Exercise brief. Take the line that has "OCR this image." in it and every line after it to the end of the entries, and reproduce them exactly.

Collected data.
+-------+
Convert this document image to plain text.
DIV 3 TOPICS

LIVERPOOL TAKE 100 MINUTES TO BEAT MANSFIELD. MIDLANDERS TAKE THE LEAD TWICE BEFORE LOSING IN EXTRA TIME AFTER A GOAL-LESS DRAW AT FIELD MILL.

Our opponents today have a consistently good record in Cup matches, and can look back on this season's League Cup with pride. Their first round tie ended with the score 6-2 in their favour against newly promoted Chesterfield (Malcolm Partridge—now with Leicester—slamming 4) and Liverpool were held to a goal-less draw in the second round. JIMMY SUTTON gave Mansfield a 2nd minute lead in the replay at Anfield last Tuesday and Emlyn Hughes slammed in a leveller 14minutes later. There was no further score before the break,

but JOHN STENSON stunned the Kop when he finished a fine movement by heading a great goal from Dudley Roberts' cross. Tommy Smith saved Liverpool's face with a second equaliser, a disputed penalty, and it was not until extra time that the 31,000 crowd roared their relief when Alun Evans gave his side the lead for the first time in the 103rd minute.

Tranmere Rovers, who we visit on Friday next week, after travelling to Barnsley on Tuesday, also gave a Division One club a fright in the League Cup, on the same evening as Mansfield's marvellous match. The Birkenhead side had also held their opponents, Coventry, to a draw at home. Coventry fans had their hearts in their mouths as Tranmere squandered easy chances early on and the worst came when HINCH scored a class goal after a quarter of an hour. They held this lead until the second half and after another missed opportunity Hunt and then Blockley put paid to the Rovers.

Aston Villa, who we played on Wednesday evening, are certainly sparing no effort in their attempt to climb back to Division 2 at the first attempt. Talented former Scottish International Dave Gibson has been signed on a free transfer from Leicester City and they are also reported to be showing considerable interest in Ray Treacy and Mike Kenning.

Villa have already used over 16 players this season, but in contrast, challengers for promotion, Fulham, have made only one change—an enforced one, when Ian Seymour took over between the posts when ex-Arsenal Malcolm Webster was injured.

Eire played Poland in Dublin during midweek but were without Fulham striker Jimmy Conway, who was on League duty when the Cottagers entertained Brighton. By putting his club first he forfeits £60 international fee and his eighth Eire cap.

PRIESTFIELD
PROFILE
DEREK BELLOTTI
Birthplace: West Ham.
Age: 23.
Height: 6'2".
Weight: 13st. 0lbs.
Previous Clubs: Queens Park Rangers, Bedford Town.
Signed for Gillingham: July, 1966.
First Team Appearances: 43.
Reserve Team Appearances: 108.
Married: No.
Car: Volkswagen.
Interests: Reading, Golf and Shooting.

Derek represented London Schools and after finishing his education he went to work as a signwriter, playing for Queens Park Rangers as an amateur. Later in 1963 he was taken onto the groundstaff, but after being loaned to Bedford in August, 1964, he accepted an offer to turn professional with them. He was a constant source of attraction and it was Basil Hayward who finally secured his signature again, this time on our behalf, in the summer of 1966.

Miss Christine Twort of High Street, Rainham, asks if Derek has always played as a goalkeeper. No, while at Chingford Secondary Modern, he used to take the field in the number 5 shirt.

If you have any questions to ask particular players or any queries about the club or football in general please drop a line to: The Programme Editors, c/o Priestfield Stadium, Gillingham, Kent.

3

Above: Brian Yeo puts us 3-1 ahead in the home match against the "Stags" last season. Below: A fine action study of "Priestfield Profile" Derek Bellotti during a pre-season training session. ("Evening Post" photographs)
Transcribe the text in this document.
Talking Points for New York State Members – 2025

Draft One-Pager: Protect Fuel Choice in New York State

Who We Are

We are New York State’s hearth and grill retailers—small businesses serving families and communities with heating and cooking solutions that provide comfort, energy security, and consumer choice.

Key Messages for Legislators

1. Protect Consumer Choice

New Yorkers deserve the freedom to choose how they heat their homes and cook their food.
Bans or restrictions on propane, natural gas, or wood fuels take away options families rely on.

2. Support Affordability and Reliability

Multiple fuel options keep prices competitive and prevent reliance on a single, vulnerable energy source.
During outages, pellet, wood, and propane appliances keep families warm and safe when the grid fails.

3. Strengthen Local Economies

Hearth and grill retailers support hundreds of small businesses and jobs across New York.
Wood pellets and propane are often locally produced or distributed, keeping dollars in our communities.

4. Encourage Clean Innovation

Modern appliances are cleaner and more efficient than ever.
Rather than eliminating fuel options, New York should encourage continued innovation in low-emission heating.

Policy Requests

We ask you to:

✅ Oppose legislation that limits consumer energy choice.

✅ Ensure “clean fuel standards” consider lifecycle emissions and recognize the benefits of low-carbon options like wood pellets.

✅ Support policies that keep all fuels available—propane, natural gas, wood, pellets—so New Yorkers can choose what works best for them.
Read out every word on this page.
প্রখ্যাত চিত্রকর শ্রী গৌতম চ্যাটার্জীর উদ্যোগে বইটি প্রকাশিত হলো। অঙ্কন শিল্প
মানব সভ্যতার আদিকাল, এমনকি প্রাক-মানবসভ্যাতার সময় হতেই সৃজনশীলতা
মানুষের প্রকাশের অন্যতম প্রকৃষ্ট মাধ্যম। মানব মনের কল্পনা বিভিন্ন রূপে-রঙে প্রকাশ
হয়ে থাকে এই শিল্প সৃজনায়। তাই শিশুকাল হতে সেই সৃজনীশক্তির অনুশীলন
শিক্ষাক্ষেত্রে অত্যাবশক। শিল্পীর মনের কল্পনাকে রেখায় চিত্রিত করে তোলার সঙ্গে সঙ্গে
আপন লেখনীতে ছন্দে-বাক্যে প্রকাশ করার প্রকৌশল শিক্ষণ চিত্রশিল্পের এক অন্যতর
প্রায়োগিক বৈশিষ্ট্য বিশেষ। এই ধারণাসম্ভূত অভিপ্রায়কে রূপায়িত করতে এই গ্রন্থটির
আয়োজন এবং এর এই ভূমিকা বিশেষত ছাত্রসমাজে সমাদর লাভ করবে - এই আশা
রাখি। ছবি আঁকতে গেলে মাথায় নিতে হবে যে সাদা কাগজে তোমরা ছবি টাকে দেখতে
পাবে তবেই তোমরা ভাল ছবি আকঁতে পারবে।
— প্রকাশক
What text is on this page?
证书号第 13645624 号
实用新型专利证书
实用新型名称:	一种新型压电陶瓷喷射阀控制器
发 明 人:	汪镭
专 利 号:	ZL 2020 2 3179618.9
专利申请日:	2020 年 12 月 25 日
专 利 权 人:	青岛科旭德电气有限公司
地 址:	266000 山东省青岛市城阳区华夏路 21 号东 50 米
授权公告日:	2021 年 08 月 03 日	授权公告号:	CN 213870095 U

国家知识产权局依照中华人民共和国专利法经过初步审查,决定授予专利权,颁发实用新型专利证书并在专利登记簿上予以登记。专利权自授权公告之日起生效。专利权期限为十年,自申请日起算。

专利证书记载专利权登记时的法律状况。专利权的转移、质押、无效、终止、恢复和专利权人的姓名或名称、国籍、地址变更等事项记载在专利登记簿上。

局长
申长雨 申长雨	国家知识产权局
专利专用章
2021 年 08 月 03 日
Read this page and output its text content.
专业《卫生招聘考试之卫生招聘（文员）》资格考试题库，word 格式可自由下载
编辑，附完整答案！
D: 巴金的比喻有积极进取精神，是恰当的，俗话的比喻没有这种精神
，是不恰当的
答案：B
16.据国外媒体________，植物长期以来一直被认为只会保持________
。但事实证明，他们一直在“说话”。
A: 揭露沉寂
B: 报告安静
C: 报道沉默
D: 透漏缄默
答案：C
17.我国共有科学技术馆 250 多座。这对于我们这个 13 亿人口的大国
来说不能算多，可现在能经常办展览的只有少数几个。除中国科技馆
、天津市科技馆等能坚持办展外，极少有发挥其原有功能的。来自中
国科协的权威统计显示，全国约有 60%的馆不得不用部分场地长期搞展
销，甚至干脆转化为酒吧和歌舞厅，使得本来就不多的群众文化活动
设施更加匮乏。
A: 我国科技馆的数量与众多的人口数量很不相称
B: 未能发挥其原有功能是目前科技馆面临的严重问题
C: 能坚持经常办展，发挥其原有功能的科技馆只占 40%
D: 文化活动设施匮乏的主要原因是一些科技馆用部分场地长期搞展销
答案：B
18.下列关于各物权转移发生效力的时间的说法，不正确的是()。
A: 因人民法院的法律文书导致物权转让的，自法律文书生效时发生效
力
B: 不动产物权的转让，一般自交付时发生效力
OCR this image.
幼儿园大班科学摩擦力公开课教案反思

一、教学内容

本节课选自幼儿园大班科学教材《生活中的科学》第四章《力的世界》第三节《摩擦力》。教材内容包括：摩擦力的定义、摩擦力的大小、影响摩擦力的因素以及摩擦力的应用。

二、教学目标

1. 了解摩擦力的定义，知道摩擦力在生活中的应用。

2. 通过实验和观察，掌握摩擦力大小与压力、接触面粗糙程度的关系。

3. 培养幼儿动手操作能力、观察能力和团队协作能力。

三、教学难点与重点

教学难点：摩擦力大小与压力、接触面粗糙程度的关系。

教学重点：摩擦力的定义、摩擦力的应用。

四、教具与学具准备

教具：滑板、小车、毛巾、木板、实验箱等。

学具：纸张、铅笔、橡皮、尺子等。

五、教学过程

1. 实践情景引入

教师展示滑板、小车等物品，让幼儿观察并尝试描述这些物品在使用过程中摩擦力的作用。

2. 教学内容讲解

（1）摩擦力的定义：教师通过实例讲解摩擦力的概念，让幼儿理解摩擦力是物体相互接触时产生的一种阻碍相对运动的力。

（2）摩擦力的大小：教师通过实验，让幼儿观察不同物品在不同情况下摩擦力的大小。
+-------+
The answer.
OCR this image.
幼儿园大班科学摩擦力公开课教案反思

一、教学内容

本节课选自幼儿园大班科学教材《生活中的科学》第四章《力的世界》第三节《摩擦力》。教材内容包括：摩擦力的定义、摩擦力的大小、影响摩擦力的因素以及摩擦力的应用。

二、教学目标

1. 了解摩擦力的定义，知道摩擦力在生活中的应用。

2. 通过实验和观察，掌握摩擦力大小与压力、接触面粗糙程度的关系。

3. 培养幼儿动手操作能力、观察能力和团队协作能力。

三、教学难点与重点

教学难点：摩擦力大小与压力、接触面粗糙程度的关系。

教学重点：摩擦力的定义、摩擦力的应用。

四、教具与学具准备

教具：滑板、小车、毛巾、木板、实验箱等。

学具：纸张、铅笔、橡皮、尺子等。

五、教学过程

1. 实践情景引入

教师展示滑板、小车等物品，让幼儿观察并尝试描述这些物品在使用过程中摩擦力的作用。

2. 教学内容讲解

（1）摩擦力的定义：教师通过实例讲解摩擦力的概念，让幼儿理解摩擦力是物体相互接触时产生的一种阻碍相对运动的力。

（2）摩擦力的大小：教师通过实验，让幼儿观察不同物品在不同情况下摩擦力的大小。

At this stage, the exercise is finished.